Task –
Rewrite the heroin-sale excerpt from the words "[31] At this" through "it is inconclusive.", putting "police officer" wherever "undercover officer" appears.
[start Selected excerpt]
May 28, 2009 – Delivery of a Sample
[30] On this day, Betnovin arranged a meeting with Mr. Moulton and the prospective purchaser, Frank. Frank was Frank Mancusso, a police officer. The purpose of the meeting was to provide a sample of the heroin to Frank. This meeting was completed and was recorded on a bodypack worn by Betnovin. Betnovin testified that Mr. Moulton wanted to speak to him privately and they walked away from the officer, at which time Mr. Moulton vaguely threatened Betnovin in the event that anything went wrong. This alleged threat was not recorded.
[31] At this meeting, Mr. Moulton provided a sample to Betnovin, who in turn provided it to the undercover officer.
[32] Mr. Moulton pointed to a wiretap conversation on June 1, 2009 when Betnovin called him and asked “can I get it done tomorrow or what?” Mr. Moulton said “It’s up to you, man.” Betnovin responded by saying the same thing. During this conversation there is some oblique reference to the two men doing an ecstasy deal. Mr. Moulton relies on this exchange to prove that Betnovin was the driving force behind the heroin deal. I find that it is inconclusive.
June 2, 2009 – The First Transaction
[33] On this day, Mr. Moulton met up with Betnovin and the undercover officer to sell heroin. This was captured by way of bodypack. There are a number of interesting aspects of this discussion. First of all, there is a good deal of talk about Mr. Moulton purchasing ecstasy from the undercover officer. Secondly, it would appear that there was some confusion about the amount of heroin that was to be sold that day. When Betnovin told Mr. Moulton that there was $20,000 in the bag, Mr. Moulton seemed surprised. Mr. Betnovin then said “I told you remember I told you cut it in half. And he’s going to take the other half in a week.” Mr. Moulton testified that he did not recall this. However, the heroin had already been separately packaged in two amounts. At this point in time, it would appear that the undercover officer was holding a bag containing the entire amount of heroin. He suggested that he give Mr. Moulton the other half back at that point. Mr. Moulton immediately said: “Yeah, just give me one. Give me back the other bag, man.” Then Mr. Moulton suggested “Or you just give me some pills for the rest of it, the other half.” This suggestion was rejected, but it is a fact that cuts against Mr. Moulton’s assertion that he was following Betnovin’s instructions.
[end Selected excerpt]
[start Extracted material]
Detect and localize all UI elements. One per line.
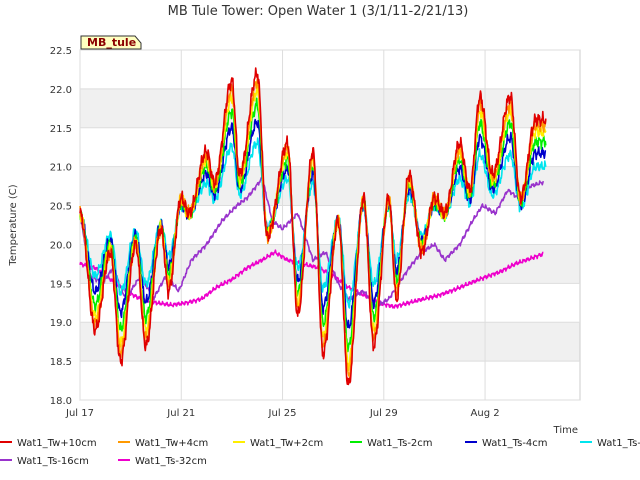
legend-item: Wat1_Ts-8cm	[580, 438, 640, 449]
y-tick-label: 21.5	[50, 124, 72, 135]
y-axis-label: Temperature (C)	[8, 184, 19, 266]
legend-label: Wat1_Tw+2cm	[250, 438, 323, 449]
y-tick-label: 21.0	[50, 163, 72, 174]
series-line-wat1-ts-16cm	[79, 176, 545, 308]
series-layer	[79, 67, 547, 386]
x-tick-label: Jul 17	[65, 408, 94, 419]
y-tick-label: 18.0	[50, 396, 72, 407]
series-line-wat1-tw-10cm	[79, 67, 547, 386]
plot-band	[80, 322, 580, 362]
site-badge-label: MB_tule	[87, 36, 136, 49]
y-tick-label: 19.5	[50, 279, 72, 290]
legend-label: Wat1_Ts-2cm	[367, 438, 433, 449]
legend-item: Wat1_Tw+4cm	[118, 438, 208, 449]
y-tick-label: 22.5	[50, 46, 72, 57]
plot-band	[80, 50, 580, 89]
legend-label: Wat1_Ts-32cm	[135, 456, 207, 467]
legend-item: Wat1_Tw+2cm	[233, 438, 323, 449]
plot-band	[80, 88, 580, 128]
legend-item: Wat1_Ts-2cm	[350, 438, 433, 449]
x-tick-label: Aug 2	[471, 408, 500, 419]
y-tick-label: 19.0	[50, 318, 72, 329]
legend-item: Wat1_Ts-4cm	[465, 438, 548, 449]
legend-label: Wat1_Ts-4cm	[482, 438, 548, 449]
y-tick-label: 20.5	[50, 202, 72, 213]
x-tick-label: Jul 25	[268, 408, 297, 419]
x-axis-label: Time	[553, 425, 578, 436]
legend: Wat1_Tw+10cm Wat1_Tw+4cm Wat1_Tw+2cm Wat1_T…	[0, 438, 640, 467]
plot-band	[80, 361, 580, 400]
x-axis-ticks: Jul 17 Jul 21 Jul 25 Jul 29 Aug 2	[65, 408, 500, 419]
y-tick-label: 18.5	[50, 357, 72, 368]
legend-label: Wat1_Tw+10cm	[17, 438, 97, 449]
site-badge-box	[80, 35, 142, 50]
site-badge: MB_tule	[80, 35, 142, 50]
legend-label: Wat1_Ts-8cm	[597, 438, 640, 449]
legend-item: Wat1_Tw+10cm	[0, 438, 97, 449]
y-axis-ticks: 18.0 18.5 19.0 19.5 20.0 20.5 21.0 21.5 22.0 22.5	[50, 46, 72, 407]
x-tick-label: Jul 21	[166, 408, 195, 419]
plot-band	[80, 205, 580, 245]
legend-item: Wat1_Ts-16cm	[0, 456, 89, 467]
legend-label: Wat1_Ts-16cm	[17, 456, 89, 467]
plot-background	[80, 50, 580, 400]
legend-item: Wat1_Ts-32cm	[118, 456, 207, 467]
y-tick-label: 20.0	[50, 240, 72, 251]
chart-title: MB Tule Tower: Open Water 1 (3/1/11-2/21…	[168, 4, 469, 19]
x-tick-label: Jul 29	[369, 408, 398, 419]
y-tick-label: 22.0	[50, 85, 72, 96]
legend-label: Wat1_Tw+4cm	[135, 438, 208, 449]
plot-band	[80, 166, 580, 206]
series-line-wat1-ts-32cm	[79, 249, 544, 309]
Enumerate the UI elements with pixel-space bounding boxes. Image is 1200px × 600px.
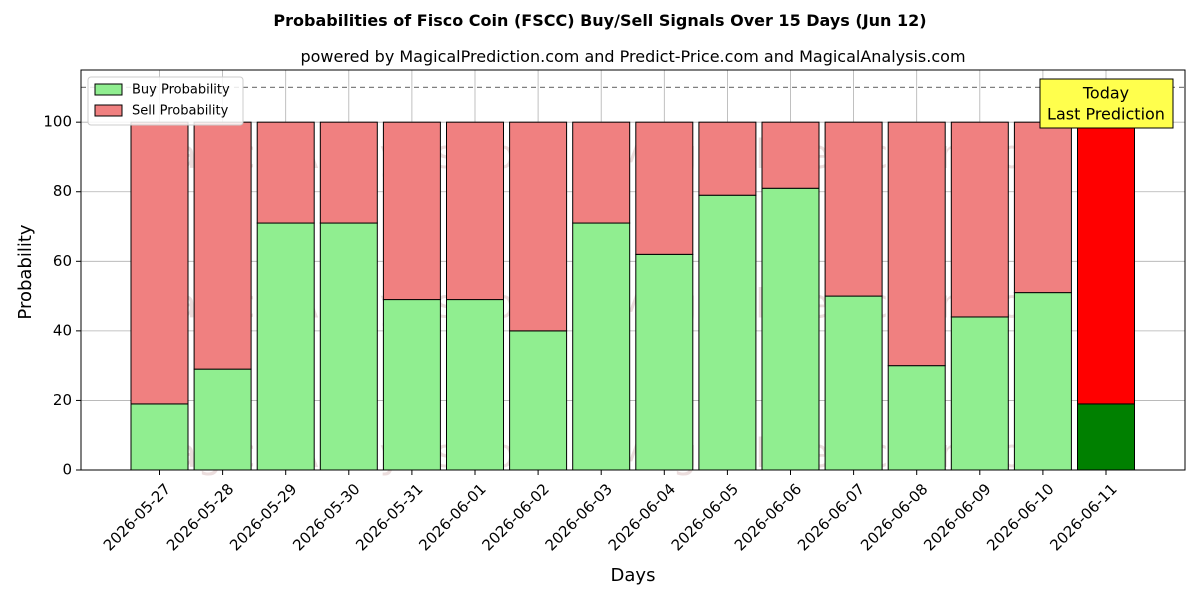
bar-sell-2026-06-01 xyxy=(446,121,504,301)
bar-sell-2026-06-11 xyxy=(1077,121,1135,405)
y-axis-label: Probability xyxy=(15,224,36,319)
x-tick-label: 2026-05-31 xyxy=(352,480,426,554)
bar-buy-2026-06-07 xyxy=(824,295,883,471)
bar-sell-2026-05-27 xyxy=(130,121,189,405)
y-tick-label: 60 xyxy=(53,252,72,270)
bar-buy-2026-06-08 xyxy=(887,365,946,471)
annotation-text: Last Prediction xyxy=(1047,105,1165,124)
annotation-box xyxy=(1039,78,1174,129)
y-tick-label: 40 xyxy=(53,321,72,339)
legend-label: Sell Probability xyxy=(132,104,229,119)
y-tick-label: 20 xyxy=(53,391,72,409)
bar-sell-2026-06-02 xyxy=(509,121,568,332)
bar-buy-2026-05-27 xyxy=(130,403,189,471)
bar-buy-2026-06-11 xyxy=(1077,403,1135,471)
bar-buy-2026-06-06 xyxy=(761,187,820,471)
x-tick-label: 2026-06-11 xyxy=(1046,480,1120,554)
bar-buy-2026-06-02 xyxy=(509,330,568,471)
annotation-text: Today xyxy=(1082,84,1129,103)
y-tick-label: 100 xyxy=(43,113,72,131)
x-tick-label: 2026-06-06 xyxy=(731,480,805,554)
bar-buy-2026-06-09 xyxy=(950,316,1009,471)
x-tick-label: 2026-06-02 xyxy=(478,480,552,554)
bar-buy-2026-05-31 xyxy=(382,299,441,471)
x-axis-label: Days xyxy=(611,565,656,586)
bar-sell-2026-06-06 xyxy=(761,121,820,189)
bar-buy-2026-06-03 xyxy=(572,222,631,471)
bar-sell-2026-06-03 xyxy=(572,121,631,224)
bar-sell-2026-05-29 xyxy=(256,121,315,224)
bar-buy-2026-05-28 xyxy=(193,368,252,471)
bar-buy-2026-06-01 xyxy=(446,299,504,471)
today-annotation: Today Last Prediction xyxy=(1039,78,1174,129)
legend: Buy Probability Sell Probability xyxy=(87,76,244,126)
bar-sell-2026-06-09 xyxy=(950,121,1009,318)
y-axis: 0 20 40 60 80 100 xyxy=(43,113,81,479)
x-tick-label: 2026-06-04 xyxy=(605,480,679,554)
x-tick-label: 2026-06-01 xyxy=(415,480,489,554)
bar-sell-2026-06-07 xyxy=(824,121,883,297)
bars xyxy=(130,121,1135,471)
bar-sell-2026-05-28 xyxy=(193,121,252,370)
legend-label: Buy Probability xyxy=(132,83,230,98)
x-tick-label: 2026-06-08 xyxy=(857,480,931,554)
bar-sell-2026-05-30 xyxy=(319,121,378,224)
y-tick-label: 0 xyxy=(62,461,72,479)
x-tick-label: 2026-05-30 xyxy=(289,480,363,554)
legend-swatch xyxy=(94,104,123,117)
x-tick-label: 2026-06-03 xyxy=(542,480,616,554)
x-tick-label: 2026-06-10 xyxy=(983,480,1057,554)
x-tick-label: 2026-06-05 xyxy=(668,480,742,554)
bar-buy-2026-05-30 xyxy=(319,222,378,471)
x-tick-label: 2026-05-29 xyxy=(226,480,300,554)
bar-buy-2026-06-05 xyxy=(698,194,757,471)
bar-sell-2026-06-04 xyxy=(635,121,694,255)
[end Extracted material]
The completed task –
[31] At this meeting, Mr. Moulton provided a sample to Betnovin, who in turn provided it to the police officer.
[32] Mr. Moulton pointed to a wiretap conversation on June 1, 2009 when Betnovin called him and asked “can I get it done tomorrow or what?” Mr. Moulton said “It’s up to you, man.” Betnovin responded by saying the same thing. During this conversation there is some oblique reference to the two men doing an ecstasy deal. Mr. Moulton relies on this exchange to prove that Betnovin was the driving force behind the heroin deal. I find that it is inconclusive.